TO DO: Report how many lines in the records below contain the word "Save". Give only the number.

Data records
•••••

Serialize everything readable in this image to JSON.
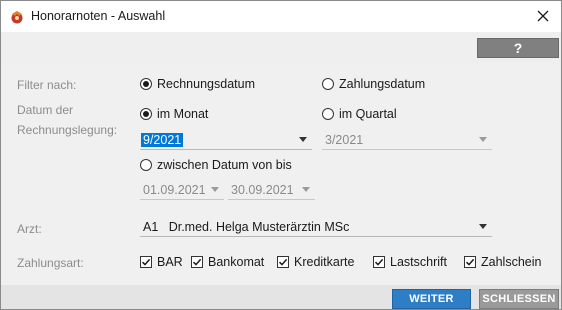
{
  "window": {
    "title": "Honorarnoten - Auswahl",
    "close_icon": "close-icon",
    "app_icon": "app-logo-icon"
  },
  "help_button": {
    "label": "?"
  },
  "filter": {
    "label": "Filter nach:",
    "options": [
      "Rechnungsdatum",
      "Zahlungsdatum"
    ],
    "selected": "Rechnungsdatum"
  },
  "datum": {
    "label_line1": "Datum der",
    "label_line2": "Rechnungslegung:",
    "im_monat": {
      "label": "im Monat",
      "checked": true,
      "value": "9/2021"
    },
    "im_quartal": {
      "label": "im Quartal",
      "checked": false,
      "value": "3/2021"
    },
    "zwischen": {
      "label": "zwischen Datum von bis",
      "checked": false,
      "from": "01.09.2021",
      "to": "30.09.2021"
    }
  },
  "arzt": {
    "label": "Arzt:",
    "value": "A1   Dr.med. Helga Musterärztin MSc"
  },
  "zahlungsart": {
    "label": "Zahlungsart:",
    "options": [
      {
        "label": "BAR",
        "checked": true
      },
      {
        "label": "Bankomat",
        "checked": true
      },
      {
        "label": "Kreditkarte",
        "checked": true
      },
      {
        "label": "Lastschrift",
        "checked": true
      },
      {
        "label": "Zahlschein",
        "checked": true
      }
    ]
  },
  "buttons": {
    "weiter": "WEITER",
    "schliessen": "SCHLIESSEN"
  },
  "colors": {
    "primary_button": "#2d7ec4",
    "secondary_button": "#9a9a9a",
    "help_button": "#808080",
    "selection": "#0078d7"
  }
}
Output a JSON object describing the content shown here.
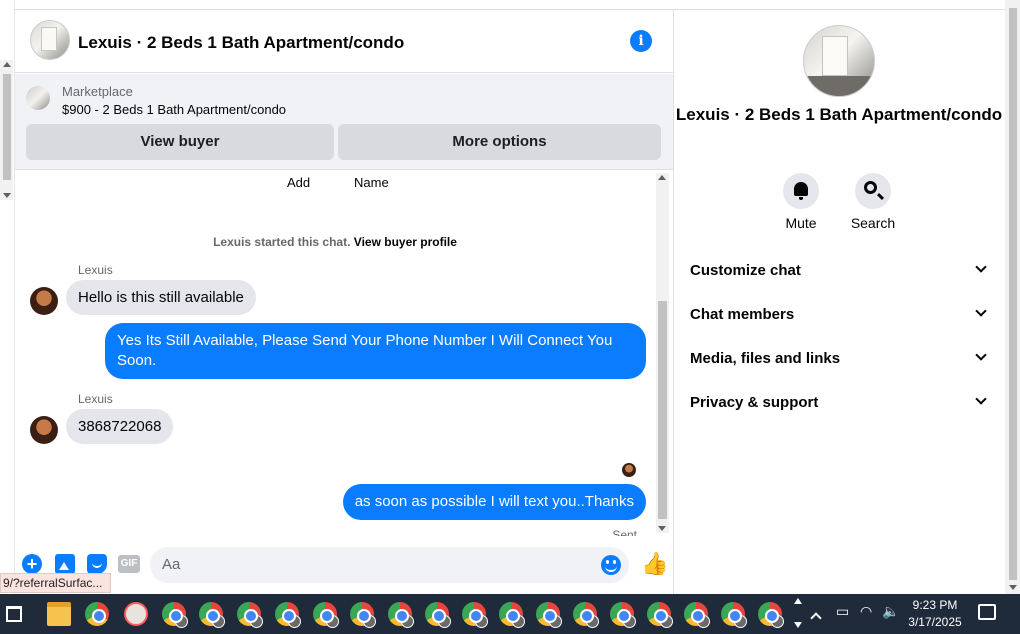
{
  "header": {
    "title": "Lexuis · 2 Beds 1 Bath Apartment/condo"
  },
  "listing": {
    "source": "Marketplace",
    "description": "$900 - 2 Beds 1 Bath Apartment/condo",
    "view_buyer_label": "View buyer",
    "more_options_label": "More options"
  },
  "thread": {
    "partial_labels": [
      "Add",
      "Name"
    ],
    "started_text": "Lexuis started this chat.",
    "started_link": "View buyer profile",
    "messages": [
      {
        "from": "Lexuis",
        "direction": "in",
        "text": "Hello is this still available"
      },
      {
        "direction": "out",
        "text": "Yes Its Still Available, Please Send Your Phone Number I Will Connect You Soon."
      },
      {
        "from": "Lexuis",
        "direction": "in",
        "text": "3868722068"
      },
      {
        "direction": "out",
        "text": "as soon as possible I will text you..Thanks"
      }
    ],
    "status": "Sent"
  },
  "composer": {
    "placeholder": "Aa",
    "gif_label": "GIF"
  },
  "url_tooltip": "9/?referralSurfac...",
  "details": {
    "title": "Lexuis · 2 Beds 1 Bath Apartment/condo",
    "actions": [
      {
        "label": "Mute",
        "icon": "bell-icon"
      },
      {
        "label": "Search",
        "icon": "search-icon"
      }
    ],
    "sections": [
      "Customize chat",
      "Chat members",
      "Media, files and links",
      "Privacy & support"
    ]
  },
  "taskbar": {
    "time": "9:23 PM",
    "date": "3/17/2025"
  },
  "colors": {
    "accent": "#0a7cff",
    "incoming_bubble": "#e4e6eb",
    "taskbar": "#1f2a3a"
  }
}
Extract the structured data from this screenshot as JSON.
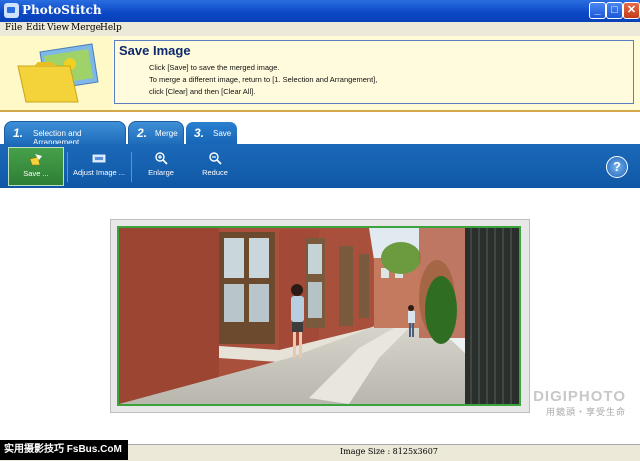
{
  "window": {
    "title": "PhotoStitch",
    "minimize": "_",
    "maximize": "□",
    "close": "✕"
  },
  "menu": [
    "File",
    "Edit",
    "View",
    "Merge",
    "Help"
  ],
  "banner": {
    "title": "Save Image",
    "lines": [
      "Click [Save] to save the merged image.",
      "To merge a different image, return to [1. Selection and Arrangement],",
      "click [Clear] and then [Clear All]."
    ]
  },
  "tabs": [
    {
      "num": "1.",
      "label": "Selection and Arrangement"
    },
    {
      "num": "2.",
      "label": "Merge"
    },
    {
      "num": "3.",
      "label": "Save"
    }
  ],
  "toolbar": {
    "buttons": [
      "Save ...",
      "Adjust Image ...",
      "Enlarge",
      "Reduce"
    ],
    "help": "?"
  },
  "status": {
    "image_size": "Image Size : 8125x3607"
  },
  "watermarks": {
    "left": "实用摄影技巧 FsBus.CoM",
    "right_top": "DIGIPHOTO",
    "right_bottom": "用鏡頭・享受生命"
  }
}
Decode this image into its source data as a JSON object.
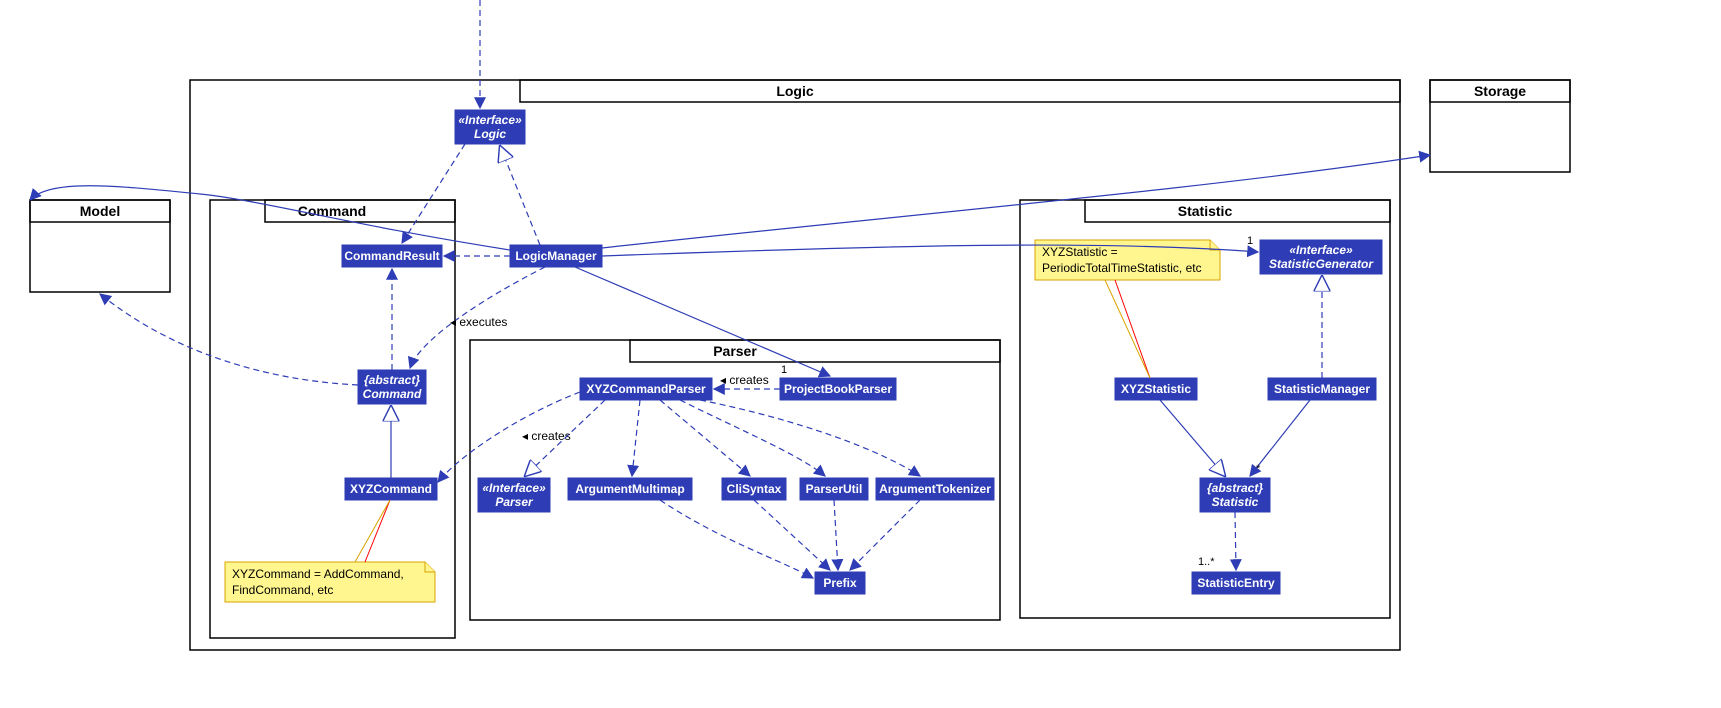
{
  "packages": {
    "logic": "Logic",
    "model": "Model",
    "storage": "Storage",
    "command": "Command",
    "parser": "Parser",
    "statistic": "Statistic"
  },
  "nodes": {
    "logicIf": {
      "stereo": "«Interface»",
      "name": "Logic"
    },
    "logicMgr": "LogicManager",
    "cmdResult": "CommandResult",
    "cmdAbs": {
      "stereo": "{abstract}",
      "name": "Command"
    },
    "xyzCmd": "XYZCommand",
    "xyzParser": "XYZCommandParser",
    "pbParser": "ProjectBookParser",
    "parserIf": {
      "stereo": "«Interface»",
      "name": "Parser"
    },
    "argMulti": "ArgumentMultimap",
    "cliSyn": "CliSyntax",
    "parserUtil": "ParserUtil",
    "argTok": "ArgumentTokenizer",
    "prefix": "Prefix",
    "statGenIf": {
      "stereo": "«Interface»",
      "name": "StatisticGenerator"
    },
    "xyzStat": "XYZStatistic",
    "statMgr": "StatisticManager",
    "statAbs": {
      "stereo": "{abstract}",
      "name": "Statistic"
    },
    "statEntry": "StatisticEntry"
  },
  "labels": {
    "executes": "◂ executes",
    "creates1": "◂ creates",
    "creates2": "◂ creates"
  },
  "mult": {
    "one": "1",
    "star": "*",
    "oneStar": "1..*"
  },
  "notes": {
    "cmdNote": {
      "l1": "XYZCommand = AddCommand,",
      "l2": "FindCommand, etc"
    },
    "statNote": {
      "l1": "XYZStatistic =",
      "l2": "PeriodicTotalTimeStatistic, etc"
    }
  }
}
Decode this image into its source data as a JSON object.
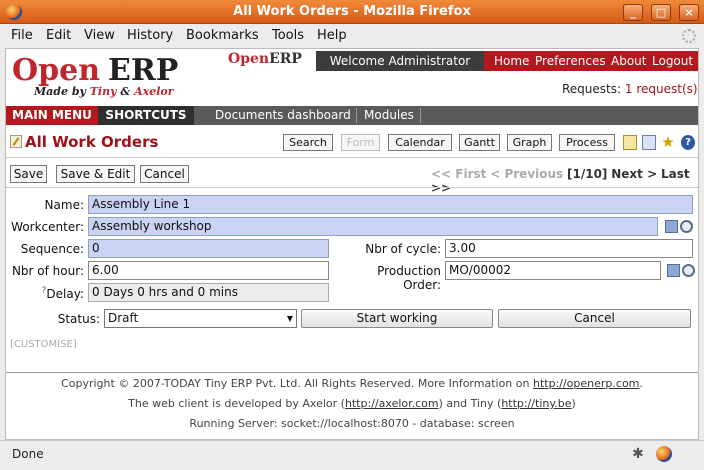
{
  "window": {
    "title": "All Work Orders - Mozilla Firefox",
    "controls": [
      "_",
      "□",
      "×"
    ]
  },
  "menubar": [
    "File",
    "Edit",
    "View",
    "History",
    "Bookmarks",
    "Tools",
    "Help"
  ],
  "header": {
    "logo_open": "Open",
    "logo_erp": "ERP",
    "logo_made_by": "Made by",
    "logo_tiny": "Tiny",
    "logo_amp": "&",
    "logo_axelor": "Axelor",
    "mini_open": "Open",
    "mini_erp": "ERP",
    "welcome": "Welcome Administrator",
    "nav": [
      "Home",
      "Preferences",
      "About",
      "Logout"
    ],
    "requests_label": "Requests:",
    "requests_count": "1 request(s)"
  },
  "mainmenu": {
    "main": "MAIN MENU",
    "shortcuts": "SHORTCUTS",
    "links": [
      "Documents dashboard",
      "Modules"
    ]
  },
  "page_title": "All Work Orders",
  "views": [
    "Search",
    "Form",
    "Calendar",
    "Gantt",
    "Graph",
    "Process"
  ],
  "actions": [
    "Save",
    "Save & Edit",
    "Cancel"
  ],
  "pager": {
    "first": "<< First",
    "previous": "< Previous",
    "current": "[1/10]",
    "next": "Next >",
    "last": "Last >>"
  },
  "form": {
    "name_label": "Name:",
    "name_value": "Assembly Line 1",
    "workcenter_label": "Workcenter:",
    "workcenter_value": "Assembly workshop",
    "sequence_label": "Sequence:",
    "sequence_value": "0",
    "cycle_label": "Nbr of cycle:",
    "cycle_value": "3.00",
    "hour_label": "Nbr of hour:",
    "hour_value": "6.00",
    "production_label": "Production Order:",
    "production_value": "MO/00002",
    "delay_help": "?",
    "delay_label": "Delay:",
    "delay_value": "0 Days 0 hrs  and 0 mins",
    "status_label": "Status:",
    "status_value": "Draft",
    "start_button": "Start working",
    "cancel_button": "Cancel"
  },
  "customise": "[CUSTOMISE]",
  "footer": {
    "line1": "Copyright © 2007-TODAY Tiny ERP Pvt. Ltd. All Rights Reserved. More Information on",
    "line1_link": "http://openerp.com",
    "line1_end": ".",
    "line2a": "The web client is developed by Axelor (",
    "line2_link1": "http://axelor.com",
    "line2b": ") and Tiny (",
    "line2_link2": "http://tiny.be",
    "line2c": ")",
    "line3": "Running Server: socket://localhost:8070 - database: screen"
  },
  "status": "Done",
  "colors": {
    "brand_red": "#b4171d",
    "title_bar": "#e2661b",
    "required_field": "#cbd3f5"
  }
}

•••••

WRITTEN SOLUTION: 6